[A block of data]
((

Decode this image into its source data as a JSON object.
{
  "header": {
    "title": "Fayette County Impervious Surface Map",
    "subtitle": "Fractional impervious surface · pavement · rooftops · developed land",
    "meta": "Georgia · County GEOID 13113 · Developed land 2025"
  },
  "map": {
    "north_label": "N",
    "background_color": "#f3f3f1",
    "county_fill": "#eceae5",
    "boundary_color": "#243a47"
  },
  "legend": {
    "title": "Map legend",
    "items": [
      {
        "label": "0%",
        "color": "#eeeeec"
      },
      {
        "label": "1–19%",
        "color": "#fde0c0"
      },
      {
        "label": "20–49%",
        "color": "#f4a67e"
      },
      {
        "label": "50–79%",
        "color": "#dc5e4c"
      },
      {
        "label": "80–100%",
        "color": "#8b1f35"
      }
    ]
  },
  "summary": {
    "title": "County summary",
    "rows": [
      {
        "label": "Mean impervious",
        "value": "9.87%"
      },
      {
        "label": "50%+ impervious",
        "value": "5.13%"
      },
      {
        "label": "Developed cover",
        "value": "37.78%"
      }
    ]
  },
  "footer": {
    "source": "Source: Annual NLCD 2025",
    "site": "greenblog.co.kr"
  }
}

))

> _TASK_:
Transcribe every entry exactly, omitting nothing.

> _FINISHED ANSWER_:
Decode this image into its source data as a JSON object.
{
  "header": {
    "title": "Fayette County Impervious Surface Map",
    "subtitle": "Fractional impervious surface · pavement · rooftops · developed land",
    "meta": "Georgia · County GEOID 13113 · Developed land 2025"
  },
  "map": {
    "north_label": "N",
    "background_color": "#f3f3f1",
    "county_fill": "#eceae5",
    "boundary_color": "#243a47"
  },
  "legend": {
    "title": "Map legend",
    "items": [
      {
        "label": "0%",
        "color": "#eeeeec"
      },
      {
        "label": "1–19%",
        "color": "#fde0c0"
      },
      {
        "label": "20–49%",
        "color": "#f4a67e"
      },
      {
        "label": "50–79%",
        "color": "#dc5e4c"
      },
      {
        "label": "80–100%",
        "color": "#8b1f35"
      }
    ]
  },
  "summary": {
    "title": "County summary",
    "rows": [
      {
        "label": "Mean impervious",
        "value": "9.87%"
      },
      {
        "label": "50%+ impervious",
        "value": "5.13%"
      },
      {
        "label": "Developed cover",
        "value": "37.78%"
      }
    ]
  },
  "footer": {
    "source": "Source: Annual NLCD 2025",
    "site": "greenblog.co.kr"
  }
}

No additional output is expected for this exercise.